#### Figure collection entries:
:::
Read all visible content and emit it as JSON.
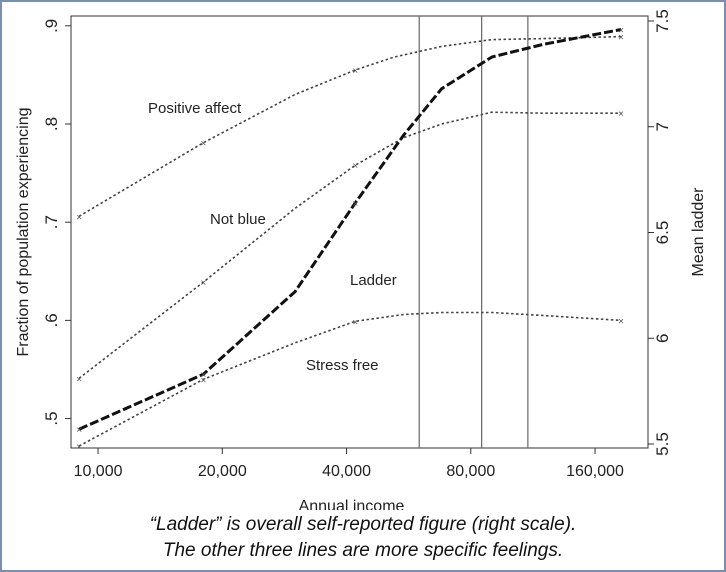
{
  "chart_data": {
    "type": "line",
    "xlabel": "Annual income",
    "ylabel_left": "Fraction of population experiencing",
    "ylabel_right": "Mean ladder",
    "x_scale": "log",
    "x_ticks": [
      {
        "value": 10000,
        "label": "10,000"
      },
      {
        "value": 20000,
        "label": "20,000"
      },
      {
        "value": 40000,
        "label": "40,000"
      },
      {
        "value": 80000,
        "label": "80,000"
      },
      {
        "value": 160000,
        "label": "160,000"
      }
    ],
    "y_left_ticks": [
      {
        "value": 0.5,
        "label": ".5"
      },
      {
        "value": 0.6,
        "label": ".6"
      },
      {
        "value": 0.7,
        "label": ".7"
      },
      {
        "value": 0.8,
        "label": ".8"
      },
      {
        "value": 0.9,
        "label": ".9"
      }
    ],
    "y_right_ticks": [
      {
        "value": 5.5,
        "label": "5.5"
      },
      {
        "value": 6,
        "label": "6"
      },
      {
        "value": 6.5,
        "label": "6.5"
      },
      {
        "value": 7,
        "label": "7"
      },
      {
        "value": 7.5,
        "label": "7.5"
      }
    ],
    "xlim": [
      8600,
      215000
    ],
    "ylim_left": [
      0.47,
      0.91
    ],
    "ylim_right": [
      5.5,
      7.5
    ],
    "vertical_lines_x": [
      60000,
      85000,
      110000
    ],
    "series": [
      {
        "name": "Positive affect",
        "axis": "left",
        "x": [
          9000,
          18000,
          30000,
          42000,
          52000,
          68000,
          90000,
          120000,
          185000
        ],
        "y": [
          0.706,
          0.781,
          0.83,
          0.855,
          0.868,
          0.879,
          0.886,
          0.887,
          0.889
        ]
      },
      {
        "name": "Not blue",
        "axis": "left",
        "x": [
          9000,
          18000,
          30000,
          42000,
          55000,
          68000,
          90000,
          120000,
          185000
        ],
        "y": [
          0.541,
          0.639,
          0.714,
          0.758,
          0.786,
          0.8,
          0.812,
          0.811,
          0.811
        ]
      },
      {
        "name": "Stress free",
        "axis": "left",
        "x": [
          9000,
          18000,
          30000,
          42000,
          55000,
          68000,
          90000,
          120000,
          185000
        ],
        "y": [
          0.472,
          0.54,
          0.577,
          0.599,
          0.606,
          0.608,
          0.608,
          0.605,
          0.6
        ]
      },
      {
        "name": "Ladder",
        "axis": "right",
        "x": [
          9000,
          18000,
          30000,
          42000,
          55000,
          68000,
          90000,
          120000,
          185000
        ],
        "y": [
          5.57,
          5.83,
          6.22,
          6.64,
          6.96,
          7.18,
          7.33,
          7.39,
          7.46
        ]
      }
    ],
    "labels": [
      {
        "series": "Positive affect",
        "text": "Positive affect"
      },
      {
        "series": "Not blue",
        "text": "Not blue"
      },
      {
        "series": "Ladder",
        "text": "Ladder"
      },
      {
        "series": "Stress free",
        "text": "Stress free"
      }
    ]
  },
  "caption": {
    "line1": "“Ladder” is overall self-reported figure (right scale).",
    "line2": "The other three lines are more specific feelings."
  },
  "colors": {
    "frame": "#7a8fb0",
    "ladder": "#111111",
    "feelings": "#444444",
    "positive": "#444444",
    "vline": "#666666"
  }
}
:::
#### Objective:
Search the entries for the word "affect" and pick out every line that holds it.

#### Task solution:
        "name": "Positive affect",
        "series": "Positive affect",
        "text": "Positive affect"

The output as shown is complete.